» PROMPT:
Every line below should be copied exactly; drop the pictures.

>> BEGIN EXTRACTED MATERIAL

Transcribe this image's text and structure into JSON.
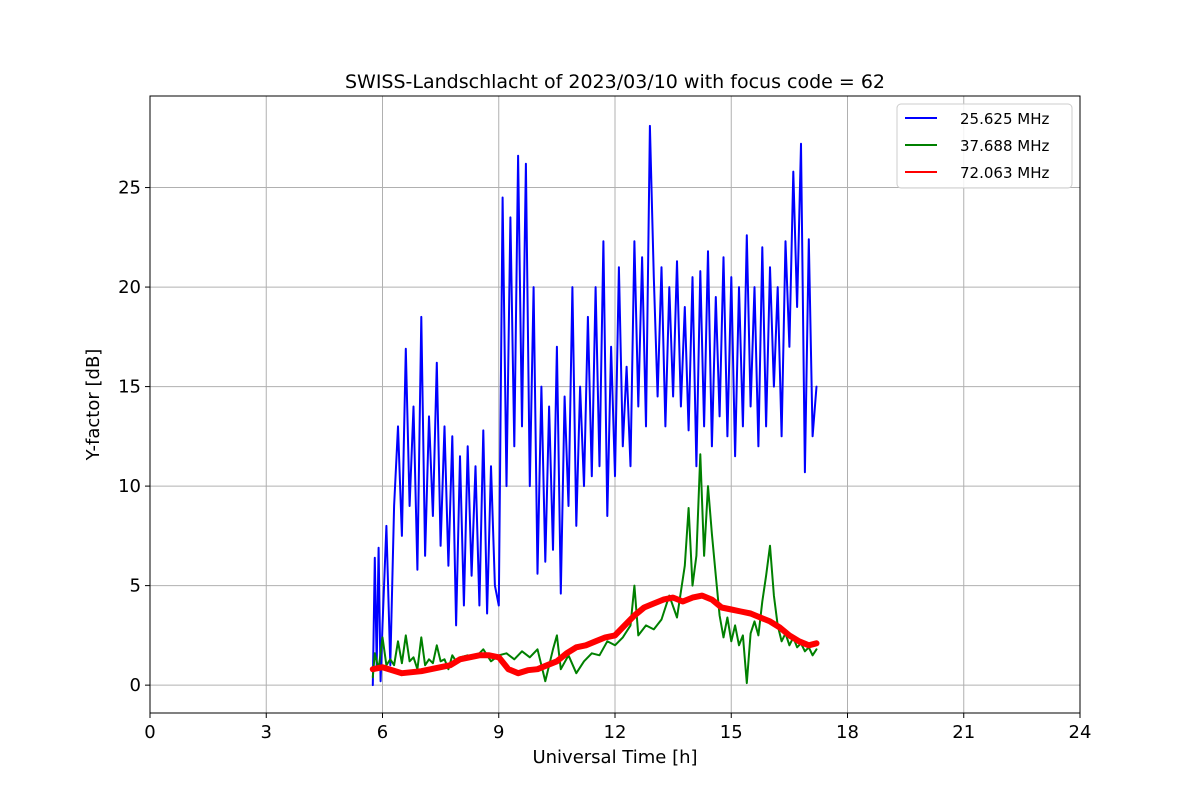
{
  "chart_data": {
    "type": "line",
    "title": "SWISS-Landschlacht of 2023/03/10 with focus code = 62",
    "xlabel": "Universal Time [h]",
    "ylabel": "Y-factor [dB]",
    "xlim": [
      0,
      24
    ],
    "ylim": [
      -1.4,
      29.6
    ],
    "xticks": [
      0,
      3,
      6,
      9,
      12,
      15,
      18,
      21,
      24
    ],
    "yticks": [
      0,
      5,
      10,
      15,
      20,
      25
    ],
    "grid": true,
    "legend_position": "top-right",
    "series": [
      {
        "name": "25.625 MHz",
        "color": "#0000ff",
        "x": [
          5.75,
          5.8,
          5.85,
          5.9,
          5.95,
          6.0,
          6.1,
          6.2,
          6.3,
          6.4,
          6.5,
          6.6,
          6.7,
          6.8,
          6.9,
          7.0,
          7.1,
          7.2,
          7.3,
          7.4,
          7.5,
          7.6,
          7.7,
          7.8,
          7.9,
          8.0,
          8.1,
          8.2,
          8.3,
          8.4,
          8.5,
          8.6,
          8.7,
          8.8,
          8.9,
          9.0,
          9.1,
          9.2,
          9.3,
          9.4,
          9.5,
          9.6,
          9.7,
          9.8,
          9.9,
          10.0,
          10.1,
          10.2,
          10.3,
          10.4,
          10.5,
          10.6,
          10.7,
          10.8,
          10.9,
          11.0,
          11.1,
          11.2,
          11.3,
          11.4,
          11.5,
          11.6,
          11.7,
          11.8,
          11.9,
          12.0,
          12.1,
          12.2,
          12.3,
          12.4,
          12.5,
          12.6,
          12.7,
          12.8,
          12.9,
          13.0,
          13.1,
          13.2,
          13.3,
          13.4,
          13.5,
          13.6,
          13.7,
          13.8,
          13.9,
          14.0,
          14.1,
          14.2,
          14.3,
          14.4,
          14.5,
          14.6,
          14.7,
          14.8,
          14.9,
          15.0,
          15.1,
          15.2,
          15.3,
          15.4,
          15.5,
          15.6,
          15.7,
          15.8,
          15.9,
          16.0,
          16.1,
          16.2,
          16.3,
          16.4,
          16.5,
          16.6,
          16.7,
          16.8,
          16.9,
          17.0,
          17.1,
          17.2
        ],
        "y": [
          0.0,
          6.4,
          1.0,
          6.9,
          0.2,
          3.0,
          8.0,
          1.0,
          9.0,
          13.0,
          7.5,
          16.9,
          9.0,
          14.0,
          5.8,
          18.5,
          6.5,
          13.5,
          8.5,
          16.2,
          7.0,
          13.0,
          6.0,
          12.5,
          3.0,
          11.5,
          4.0,
          12.0,
          5.5,
          11.0,
          4.0,
          12.8,
          3.6,
          11.0,
          5.0,
          4.0,
          24.5,
          10.0,
          23.5,
          12.0,
          26.6,
          13.0,
          26.2,
          10.0,
          20.0,
          5.6,
          15.0,
          6.2,
          14.0,
          6.8,
          17.0,
          4.6,
          14.5,
          9.0,
          20.0,
          8.0,
          15.0,
          10.0,
          18.5,
          10.5,
          20.0,
          11.0,
          22.3,
          8.5,
          17.0,
          10.5,
          21.0,
          12.0,
          16.0,
          11.0,
          22.3,
          14.0,
          21.5,
          13.0,
          28.1,
          20.5,
          14.5,
          21.0,
          13.0,
          20.0,
          14.5,
          21.3,
          14.0,
          19.0,
          12.8,
          20.5,
          11.0,
          20.8,
          13.0,
          21.8,
          12.0,
          19.5,
          13.5,
          21.5,
          12.5,
          20.5,
          11.5,
          20.0,
          13.0,
          22.6,
          14.0,
          20.0,
          12.0,
          22.0,
          13.0,
          21.0,
          15.0,
          20.0,
          12.5,
          22.3,
          17.0,
          25.8,
          19.0,
          27.2,
          10.7,
          22.4,
          12.5,
          15.0
        ]
      },
      {
        "name": "37.688 MHz",
        "color": "#008000",
        "x": [
          5.75,
          5.8,
          5.9,
          6.0,
          6.1,
          6.2,
          6.3,
          6.4,
          6.5,
          6.6,
          6.7,
          6.8,
          6.9,
          7.0,
          7.1,
          7.2,
          7.3,
          7.4,
          7.5,
          7.6,
          7.7,
          7.8,
          7.9,
          8.0,
          8.2,
          8.4,
          8.6,
          8.8,
          9.0,
          9.2,
          9.4,
          9.6,
          9.8,
          10.0,
          10.2,
          10.4,
          10.5,
          10.6,
          10.8,
          11.0,
          11.2,
          11.4,
          11.6,
          11.8,
          12.0,
          12.2,
          12.4,
          12.5,
          12.6,
          12.8,
          13.0,
          13.2,
          13.4,
          13.6,
          13.8,
          13.9,
          14.0,
          14.1,
          14.2,
          14.3,
          14.4,
          14.5,
          14.6,
          14.7,
          14.8,
          14.9,
          15.0,
          15.1,
          15.2,
          15.3,
          15.4,
          15.5,
          15.6,
          15.7,
          15.8,
          15.9,
          16.0,
          16.1,
          16.2,
          16.3,
          16.4,
          16.5,
          16.6,
          16.7,
          16.8,
          16.9,
          17.0,
          17.1,
          17.2
        ],
        "y": [
          0.4,
          1.6,
          0.8,
          2.4,
          1.0,
          1.3,
          1.0,
          2.2,
          1.1,
          2.5,
          1.2,
          1.4,
          0.8,
          2.4,
          1.0,
          1.3,
          1.1,
          2.0,
          1.2,
          1.3,
          0.8,
          1.5,
          1.2,
          1.4,
          1.5,
          1.4,
          1.8,
          1.2,
          1.5,
          1.6,
          1.3,
          1.7,
          1.4,
          1.8,
          0.2,
          1.8,
          2.5,
          0.8,
          1.5,
          0.6,
          1.2,
          1.6,
          1.5,
          2.2,
          2.0,
          2.4,
          3.0,
          5.0,
          2.5,
          3.0,
          2.8,
          3.3,
          4.5,
          3.4,
          6.0,
          8.9,
          5.0,
          6.5,
          11.6,
          6.5,
          10.0,
          7.6,
          5.5,
          3.5,
          2.4,
          3.4,
          2.2,
          3.0,
          2.0,
          2.5,
          0.1,
          2.6,
          3.2,
          2.5,
          4.2,
          5.5,
          7.0,
          4.5,
          3.0,
          2.2,
          2.6,
          2.0,
          2.4,
          1.9,
          2.1,
          1.7,
          1.9,
          1.5,
          1.8
        ]
      },
      {
        "name": "72.063 MHz",
        "color": "#ff0000",
        "x": [
          5.75,
          6.0,
          6.25,
          6.5,
          6.75,
          7.0,
          7.25,
          7.5,
          7.75,
          8.0,
          8.25,
          8.5,
          8.75,
          9.0,
          9.25,
          9.5,
          9.75,
          10.0,
          10.25,
          10.5,
          10.75,
          11.0,
          11.25,
          11.5,
          11.75,
          12.0,
          12.25,
          12.5,
          12.75,
          13.0,
          13.25,
          13.5,
          13.75,
          14.0,
          14.25,
          14.5,
          14.75,
          15.0,
          15.25,
          15.5,
          15.75,
          16.0,
          16.25,
          16.5,
          16.75,
          17.0,
          17.2
        ],
        "y": [
          0.8,
          0.9,
          0.75,
          0.6,
          0.65,
          0.7,
          0.8,
          0.9,
          1.0,
          1.3,
          1.4,
          1.5,
          1.5,
          1.4,
          0.8,
          0.6,
          0.75,
          0.8,
          1.0,
          1.2,
          1.6,
          1.9,
          2.0,
          2.2,
          2.4,
          2.5,
          3.0,
          3.5,
          3.9,
          4.1,
          4.3,
          4.4,
          4.2,
          4.4,
          4.5,
          4.3,
          3.9,
          3.8,
          3.7,
          3.6,
          3.4,
          3.2,
          2.9,
          2.5,
          2.2,
          2.0,
          2.1
        ]
      }
    ]
  }
}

>> END EXTRACTED MATERIAL

» TASK RESULT:
Transcribe this image's text and structure into JSON.
{
  "chart_data": {
    "type": "line",
    "title": "SWISS-Landschlacht of 2023/03/10 with focus code = 62",
    "xlabel": "Universal Time [h]",
    "ylabel": "Y-factor [dB]",
    "xlim": [
      0,
      24
    ],
    "ylim": [
      -1.4,
      29.6
    ],
    "xticks": [
      0,
      3,
      6,
      9,
      12,
      15,
      18,
      21,
      24
    ],
    "yticks": [
      0,
      5,
      10,
      15,
      20,
      25
    ],
    "grid": true,
    "legend_position": "top-right",
    "series": [
      {
        "name": "25.625 MHz",
        "color": "#0000ff",
        "x": [
          5.75,
          5.8,
          5.85,
          5.9,
          5.95,
          6.0,
          6.1,
          6.2,
          6.3,
          6.4,
          6.5,
          6.6,
          6.7,
          6.8,
          6.9,
          7.0,
          7.1,
          7.2,
          7.3,
          7.4,
          7.5,
          7.6,
          7.7,
          7.8,
          7.9,
          8.0,
          8.1,
          8.2,
          8.3,
          8.4,
          8.5,
          8.6,
          8.7,
          8.8,
          8.9,
          9.0,
          9.1,
          9.2,
          9.3,
          9.4,
          9.5,
          9.6,
          9.7,
          9.8,
          9.9,
          10.0,
          10.1,
          10.2,
          10.3,
          10.4,
          10.5,
          10.6,
          10.7,
          10.8,
          10.9,
          11.0,
          11.1,
          11.2,
          11.3,
          11.4,
          11.5,
          11.6,
          11.7,
          11.8,
          11.9,
          12.0,
          12.1,
          12.2,
          12.3,
          12.4,
          12.5,
          12.6,
          12.7,
          12.8,
          12.9,
          13.0,
          13.1,
          13.2,
          13.3,
          13.4,
          13.5,
          13.6,
          13.7,
          13.8,
          13.9,
          14.0,
          14.1,
          14.2,
          14.3,
          14.4,
          14.5,
          14.6,
          14.7,
          14.8,
          14.9,
          15.0,
          15.1,
          15.2,
          15.3,
          15.4,
          15.5,
          15.6,
          15.7,
          15.8,
          15.9,
          16.0,
          16.1,
          16.2,
          16.3,
          16.4,
          16.5,
          16.6,
          16.7,
          16.8,
          16.9,
          17.0,
          17.1,
          17.2
        ],
        "y": [
          0.0,
          6.4,
          1.0,
          6.9,
          0.2,
          3.0,
          8.0,
          1.0,
          9.0,
          13.0,
          7.5,
          16.9,
          9.0,
          14.0,
          5.8,
          18.5,
          6.5,
          13.5,
          8.5,
          16.2,
          7.0,
          13.0,
          6.0,
          12.5,
          3.0,
          11.5,
          4.0,
          12.0,
          5.5,
          11.0,
          4.0,
          12.8,
          3.6,
          11.0,
          5.0,
          4.0,
          24.5,
          10.0,
          23.5,
          12.0,
          26.6,
          13.0,
          26.2,
          10.0,
          20.0,
          5.6,
          15.0,
          6.2,
          14.0,
          6.8,
          17.0,
          4.6,
          14.5,
          9.0,
          20.0,
          8.0,
          15.0,
          10.0,
          18.5,
          10.5,
          20.0,
          11.0,
          22.3,
          8.5,
          17.0,
          10.5,
          21.0,
          12.0,
          16.0,
          11.0,
          22.3,
          14.0,
          21.5,
          13.0,
          28.1,
          20.5,
          14.5,
          21.0,
          13.0,
          20.0,
          14.5,
          21.3,
          14.0,
          19.0,
          12.8,
          20.5,
          11.0,
          20.8,
          13.0,
          21.8,
          12.0,
          19.5,
          13.5,
          21.5,
          12.5,
          20.5,
          11.5,
          20.0,
          13.0,
          22.6,
          14.0,
          20.0,
          12.0,
          22.0,
          13.0,
          21.0,
          15.0,
          20.0,
          12.5,
          22.3,
          17.0,
          25.8,
          19.0,
          27.2,
          10.7,
          22.4,
          12.5,
          15.0
        ]
      },
      {
        "name": "37.688 MHz",
        "color": "#008000",
        "x": [
          5.75,
          5.8,
          5.9,
          6.0,
          6.1,
          6.2,
          6.3,
          6.4,
          6.5,
          6.6,
          6.7,
          6.8,
          6.9,
          7.0,
          7.1,
          7.2,
          7.3,
          7.4,
          7.5,
          7.6,
          7.7,
          7.8,
          7.9,
          8.0,
          8.2,
          8.4,
          8.6,
          8.8,
          9.0,
          9.2,
          9.4,
          9.6,
          9.8,
          10.0,
          10.2,
          10.4,
          10.5,
          10.6,
          10.8,
          11.0,
          11.2,
          11.4,
          11.6,
          11.8,
          12.0,
          12.2,
          12.4,
          12.5,
          12.6,
          12.8,
          13.0,
          13.2,
          13.4,
          13.6,
          13.8,
          13.9,
          14.0,
          14.1,
          14.2,
          14.3,
          14.4,
          14.5,
          14.6,
          14.7,
          14.8,
          14.9,
          15.0,
          15.1,
          15.2,
          15.3,
          15.4,
          15.5,
          15.6,
          15.7,
          15.8,
          15.9,
          16.0,
          16.1,
          16.2,
          16.3,
          16.4,
          16.5,
          16.6,
          16.7,
          16.8,
          16.9,
          17.0,
          17.1,
          17.2
        ],
        "y": [
          0.4,
          1.6,
          0.8,
          2.4,
          1.0,
          1.3,
          1.0,
          2.2,
          1.1,
          2.5,
          1.2,
          1.4,
          0.8,
          2.4,
          1.0,
          1.3,
          1.1,
          2.0,
          1.2,
          1.3,
          0.8,
          1.5,
          1.2,
          1.4,
          1.5,
          1.4,
          1.8,
          1.2,
          1.5,
          1.6,
          1.3,
          1.7,
          1.4,
          1.8,
          0.2,
          1.8,
          2.5,
          0.8,
          1.5,
          0.6,
          1.2,
          1.6,
          1.5,
          2.2,
          2.0,
          2.4,
          3.0,
          5.0,
          2.5,
          3.0,
          2.8,
          3.3,
          4.5,
          3.4,
          6.0,
          8.9,
          5.0,
          6.5,
          11.6,
          6.5,
          10.0,
          7.6,
          5.5,
          3.5,
          2.4,
          3.4,
          2.2,
          3.0,
          2.0,
          2.5,
          0.1,
          2.6,
          3.2,
          2.5,
          4.2,
          5.5,
          7.0,
          4.5,
          3.0,
          2.2,
          2.6,
          2.0,
          2.4,
          1.9,
          2.1,
          1.7,
          1.9,
          1.5,
          1.8
        ]
      },
      {
        "name": "72.063 MHz",
        "color": "#ff0000",
        "x": [
          5.75,
          6.0,
          6.25,
          6.5,
          6.75,
          7.0,
          7.25,
          7.5,
          7.75,
          8.0,
          8.25,
          8.5,
          8.75,
          9.0,
          9.25,
          9.5,
          9.75,
          10.0,
          10.25,
          10.5,
          10.75,
          11.0,
          11.25,
          11.5,
          11.75,
          12.0,
          12.25,
          12.5,
          12.75,
          13.0,
          13.25,
          13.5,
          13.75,
          14.0,
          14.25,
          14.5,
          14.75,
          15.0,
          15.25,
          15.5,
          15.75,
          16.0,
          16.25,
          16.5,
          16.75,
          17.0,
          17.2
        ],
        "y": [
          0.8,
          0.9,
          0.75,
          0.6,
          0.65,
          0.7,
          0.8,
          0.9,
          1.0,
          1.3,
          1.4,
          1.5,
          1.5,
          1.4,
          0.8,
          0.6,
          0.75,
          0.8,
          1.0,
          1.2,
          1.6,
          1.9,
          2.0,
          2.2,
          2.4,
          2.5,
          3.0,
          3.5,
          3.9,
          4.1,
          4.3,
          4.4,
          4.2,
          4.4,
          4.5,
          4.3,
          3.9,
          3.8,
          3.7,
          3.6,
          3.4,
          3.2,
          2.9,
          2.5,
          2.2,
          2.0,
          2.1
        ]
      }
    ]
  }
}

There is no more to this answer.